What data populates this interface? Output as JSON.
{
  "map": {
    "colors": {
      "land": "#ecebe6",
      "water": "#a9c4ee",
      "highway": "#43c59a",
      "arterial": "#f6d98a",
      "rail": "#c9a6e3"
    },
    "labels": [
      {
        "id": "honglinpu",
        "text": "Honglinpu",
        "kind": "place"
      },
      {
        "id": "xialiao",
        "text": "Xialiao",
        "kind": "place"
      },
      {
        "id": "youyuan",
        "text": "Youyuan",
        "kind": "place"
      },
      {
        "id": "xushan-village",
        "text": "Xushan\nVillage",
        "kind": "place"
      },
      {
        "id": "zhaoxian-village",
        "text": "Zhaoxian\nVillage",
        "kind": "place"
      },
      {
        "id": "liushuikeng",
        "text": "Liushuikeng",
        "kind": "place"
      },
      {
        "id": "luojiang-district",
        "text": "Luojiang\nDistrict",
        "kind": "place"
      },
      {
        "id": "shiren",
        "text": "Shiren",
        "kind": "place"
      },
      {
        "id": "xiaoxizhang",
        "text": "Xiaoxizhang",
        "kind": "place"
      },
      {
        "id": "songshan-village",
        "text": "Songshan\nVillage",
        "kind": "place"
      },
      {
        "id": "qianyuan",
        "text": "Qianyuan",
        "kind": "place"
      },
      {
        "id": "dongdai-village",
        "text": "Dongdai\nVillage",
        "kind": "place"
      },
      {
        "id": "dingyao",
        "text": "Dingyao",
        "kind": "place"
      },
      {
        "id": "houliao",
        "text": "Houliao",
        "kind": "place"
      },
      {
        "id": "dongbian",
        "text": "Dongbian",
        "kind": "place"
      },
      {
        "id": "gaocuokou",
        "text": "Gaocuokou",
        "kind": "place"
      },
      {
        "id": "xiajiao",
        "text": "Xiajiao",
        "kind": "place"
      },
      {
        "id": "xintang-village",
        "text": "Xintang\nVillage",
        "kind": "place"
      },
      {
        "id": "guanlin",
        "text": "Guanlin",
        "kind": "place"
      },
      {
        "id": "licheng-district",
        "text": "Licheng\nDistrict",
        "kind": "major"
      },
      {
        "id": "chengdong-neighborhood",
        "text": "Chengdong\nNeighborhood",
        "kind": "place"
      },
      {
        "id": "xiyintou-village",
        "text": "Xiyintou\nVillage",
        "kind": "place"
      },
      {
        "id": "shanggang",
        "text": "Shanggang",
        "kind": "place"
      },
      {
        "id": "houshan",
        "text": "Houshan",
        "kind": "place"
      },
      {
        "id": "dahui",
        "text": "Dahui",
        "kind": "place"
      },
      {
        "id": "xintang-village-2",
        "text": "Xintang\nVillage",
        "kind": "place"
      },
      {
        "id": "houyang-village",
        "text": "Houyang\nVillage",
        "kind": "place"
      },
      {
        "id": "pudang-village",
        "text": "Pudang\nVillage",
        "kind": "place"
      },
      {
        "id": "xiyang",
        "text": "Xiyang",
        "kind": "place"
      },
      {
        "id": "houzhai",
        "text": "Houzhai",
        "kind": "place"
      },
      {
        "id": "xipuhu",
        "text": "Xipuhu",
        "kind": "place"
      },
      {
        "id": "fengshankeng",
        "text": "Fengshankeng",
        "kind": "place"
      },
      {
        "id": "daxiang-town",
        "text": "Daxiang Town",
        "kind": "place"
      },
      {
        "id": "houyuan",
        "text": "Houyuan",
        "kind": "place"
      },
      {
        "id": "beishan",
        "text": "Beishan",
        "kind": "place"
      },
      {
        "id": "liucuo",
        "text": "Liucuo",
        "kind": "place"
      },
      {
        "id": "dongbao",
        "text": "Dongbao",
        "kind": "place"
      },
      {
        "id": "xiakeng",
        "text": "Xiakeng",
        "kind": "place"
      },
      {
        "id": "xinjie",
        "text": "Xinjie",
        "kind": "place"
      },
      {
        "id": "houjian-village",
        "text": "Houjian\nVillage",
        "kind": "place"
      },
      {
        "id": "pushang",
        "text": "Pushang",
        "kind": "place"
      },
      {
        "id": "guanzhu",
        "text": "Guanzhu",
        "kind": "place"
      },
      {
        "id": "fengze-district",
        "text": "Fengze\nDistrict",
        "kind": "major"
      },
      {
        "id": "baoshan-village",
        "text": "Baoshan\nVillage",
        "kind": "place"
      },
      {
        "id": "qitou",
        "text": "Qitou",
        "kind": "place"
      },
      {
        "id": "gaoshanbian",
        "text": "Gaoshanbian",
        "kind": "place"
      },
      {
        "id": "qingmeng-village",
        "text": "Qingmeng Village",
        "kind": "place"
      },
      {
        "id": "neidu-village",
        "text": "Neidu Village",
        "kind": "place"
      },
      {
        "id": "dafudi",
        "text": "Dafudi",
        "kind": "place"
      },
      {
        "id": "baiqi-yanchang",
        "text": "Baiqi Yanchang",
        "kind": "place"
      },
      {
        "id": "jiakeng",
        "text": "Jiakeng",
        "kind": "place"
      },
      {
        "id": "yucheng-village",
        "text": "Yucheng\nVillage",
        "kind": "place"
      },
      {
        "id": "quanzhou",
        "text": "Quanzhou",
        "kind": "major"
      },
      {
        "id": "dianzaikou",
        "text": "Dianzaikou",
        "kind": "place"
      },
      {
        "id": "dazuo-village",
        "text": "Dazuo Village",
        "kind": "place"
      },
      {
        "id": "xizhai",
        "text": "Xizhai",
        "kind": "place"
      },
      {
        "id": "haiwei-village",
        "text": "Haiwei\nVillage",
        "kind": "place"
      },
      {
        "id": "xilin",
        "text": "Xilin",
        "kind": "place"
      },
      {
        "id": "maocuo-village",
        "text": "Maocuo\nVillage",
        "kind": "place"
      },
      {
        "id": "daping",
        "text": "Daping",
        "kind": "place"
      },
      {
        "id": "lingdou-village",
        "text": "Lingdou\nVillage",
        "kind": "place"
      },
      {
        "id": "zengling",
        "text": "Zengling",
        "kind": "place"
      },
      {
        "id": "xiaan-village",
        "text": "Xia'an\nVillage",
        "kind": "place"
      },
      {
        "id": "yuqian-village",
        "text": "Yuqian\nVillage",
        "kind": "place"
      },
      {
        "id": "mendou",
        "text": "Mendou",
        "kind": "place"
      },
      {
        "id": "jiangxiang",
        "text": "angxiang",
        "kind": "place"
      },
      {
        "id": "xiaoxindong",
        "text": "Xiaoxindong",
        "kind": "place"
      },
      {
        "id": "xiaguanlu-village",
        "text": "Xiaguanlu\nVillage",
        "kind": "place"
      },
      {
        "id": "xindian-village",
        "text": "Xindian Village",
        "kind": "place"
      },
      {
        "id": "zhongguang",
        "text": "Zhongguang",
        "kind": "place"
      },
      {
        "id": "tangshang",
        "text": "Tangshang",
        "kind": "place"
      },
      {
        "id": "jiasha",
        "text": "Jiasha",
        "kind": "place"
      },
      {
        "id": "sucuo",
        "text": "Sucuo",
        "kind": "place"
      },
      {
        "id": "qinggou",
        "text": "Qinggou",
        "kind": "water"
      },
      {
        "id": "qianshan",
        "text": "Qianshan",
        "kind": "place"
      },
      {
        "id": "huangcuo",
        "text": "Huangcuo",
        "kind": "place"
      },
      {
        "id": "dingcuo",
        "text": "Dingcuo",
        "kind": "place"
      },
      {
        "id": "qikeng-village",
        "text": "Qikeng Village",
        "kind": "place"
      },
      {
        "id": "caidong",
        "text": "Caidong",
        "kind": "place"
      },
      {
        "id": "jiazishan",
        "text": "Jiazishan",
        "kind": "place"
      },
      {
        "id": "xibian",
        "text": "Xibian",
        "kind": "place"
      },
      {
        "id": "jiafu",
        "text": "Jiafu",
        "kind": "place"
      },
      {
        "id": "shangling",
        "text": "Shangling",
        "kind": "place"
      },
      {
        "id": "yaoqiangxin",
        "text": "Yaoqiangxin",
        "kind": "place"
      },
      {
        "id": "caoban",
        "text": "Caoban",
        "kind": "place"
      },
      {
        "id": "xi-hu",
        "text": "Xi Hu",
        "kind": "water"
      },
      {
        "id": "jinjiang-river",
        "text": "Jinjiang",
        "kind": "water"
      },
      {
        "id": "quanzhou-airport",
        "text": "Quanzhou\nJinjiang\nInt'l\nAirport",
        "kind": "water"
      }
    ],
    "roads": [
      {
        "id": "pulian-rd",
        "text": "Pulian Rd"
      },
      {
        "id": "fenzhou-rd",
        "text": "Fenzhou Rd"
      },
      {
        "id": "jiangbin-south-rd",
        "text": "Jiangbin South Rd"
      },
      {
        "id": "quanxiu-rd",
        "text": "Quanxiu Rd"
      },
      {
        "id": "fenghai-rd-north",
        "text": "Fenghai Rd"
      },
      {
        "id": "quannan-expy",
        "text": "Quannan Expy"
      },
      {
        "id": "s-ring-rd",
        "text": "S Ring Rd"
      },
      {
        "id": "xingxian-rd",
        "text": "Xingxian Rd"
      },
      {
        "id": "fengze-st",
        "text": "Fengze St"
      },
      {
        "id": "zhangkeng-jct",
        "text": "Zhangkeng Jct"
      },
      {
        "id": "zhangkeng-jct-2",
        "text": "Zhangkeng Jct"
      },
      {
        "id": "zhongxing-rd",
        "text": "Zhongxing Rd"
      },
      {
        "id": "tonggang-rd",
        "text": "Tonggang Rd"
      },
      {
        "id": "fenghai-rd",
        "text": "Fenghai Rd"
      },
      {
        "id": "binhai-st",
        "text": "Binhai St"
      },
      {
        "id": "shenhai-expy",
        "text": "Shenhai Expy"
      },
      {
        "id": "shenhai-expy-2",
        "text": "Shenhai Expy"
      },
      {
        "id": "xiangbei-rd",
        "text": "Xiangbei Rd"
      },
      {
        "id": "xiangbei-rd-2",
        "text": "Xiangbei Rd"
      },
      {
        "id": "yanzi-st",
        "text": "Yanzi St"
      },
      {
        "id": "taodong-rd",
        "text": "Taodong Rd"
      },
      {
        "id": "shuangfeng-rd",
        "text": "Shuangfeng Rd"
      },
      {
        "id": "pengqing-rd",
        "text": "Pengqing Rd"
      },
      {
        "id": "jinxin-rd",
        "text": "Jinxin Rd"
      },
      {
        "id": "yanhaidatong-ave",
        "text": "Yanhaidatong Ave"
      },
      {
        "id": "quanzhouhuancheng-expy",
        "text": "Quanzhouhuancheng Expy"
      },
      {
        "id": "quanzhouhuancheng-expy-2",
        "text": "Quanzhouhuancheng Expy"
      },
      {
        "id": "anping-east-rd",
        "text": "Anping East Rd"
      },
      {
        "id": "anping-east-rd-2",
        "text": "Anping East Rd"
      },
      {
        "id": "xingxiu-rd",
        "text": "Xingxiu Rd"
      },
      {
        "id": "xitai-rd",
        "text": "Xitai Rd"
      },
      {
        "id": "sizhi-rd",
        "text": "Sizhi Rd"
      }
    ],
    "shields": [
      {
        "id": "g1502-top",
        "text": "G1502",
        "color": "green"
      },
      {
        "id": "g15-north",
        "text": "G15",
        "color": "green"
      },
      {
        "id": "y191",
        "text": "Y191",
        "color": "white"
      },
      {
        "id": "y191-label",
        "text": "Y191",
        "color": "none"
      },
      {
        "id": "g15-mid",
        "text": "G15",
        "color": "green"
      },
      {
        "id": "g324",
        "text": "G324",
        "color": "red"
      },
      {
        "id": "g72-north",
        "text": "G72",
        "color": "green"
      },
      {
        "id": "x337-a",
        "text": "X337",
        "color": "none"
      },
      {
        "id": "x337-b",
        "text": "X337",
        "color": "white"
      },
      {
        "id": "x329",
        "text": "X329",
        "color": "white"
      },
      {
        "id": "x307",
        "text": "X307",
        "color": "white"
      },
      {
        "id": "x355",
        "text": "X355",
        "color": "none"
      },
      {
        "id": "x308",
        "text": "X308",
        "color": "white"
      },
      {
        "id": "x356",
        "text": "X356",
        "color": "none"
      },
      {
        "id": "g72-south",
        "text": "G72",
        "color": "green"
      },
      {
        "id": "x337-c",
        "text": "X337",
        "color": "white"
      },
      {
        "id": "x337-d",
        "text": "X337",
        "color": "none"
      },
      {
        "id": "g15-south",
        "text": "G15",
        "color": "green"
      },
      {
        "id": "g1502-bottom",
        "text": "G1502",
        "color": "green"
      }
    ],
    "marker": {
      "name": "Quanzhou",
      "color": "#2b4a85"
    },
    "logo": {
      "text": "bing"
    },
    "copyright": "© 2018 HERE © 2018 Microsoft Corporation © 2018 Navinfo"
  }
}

## Objective:
In the records above, find each line with the word "north" and copy it.

## Solution to the problem:
        "id": "fenghai-rd-north",
        "id": "g15-north",
        "id": "g72-north",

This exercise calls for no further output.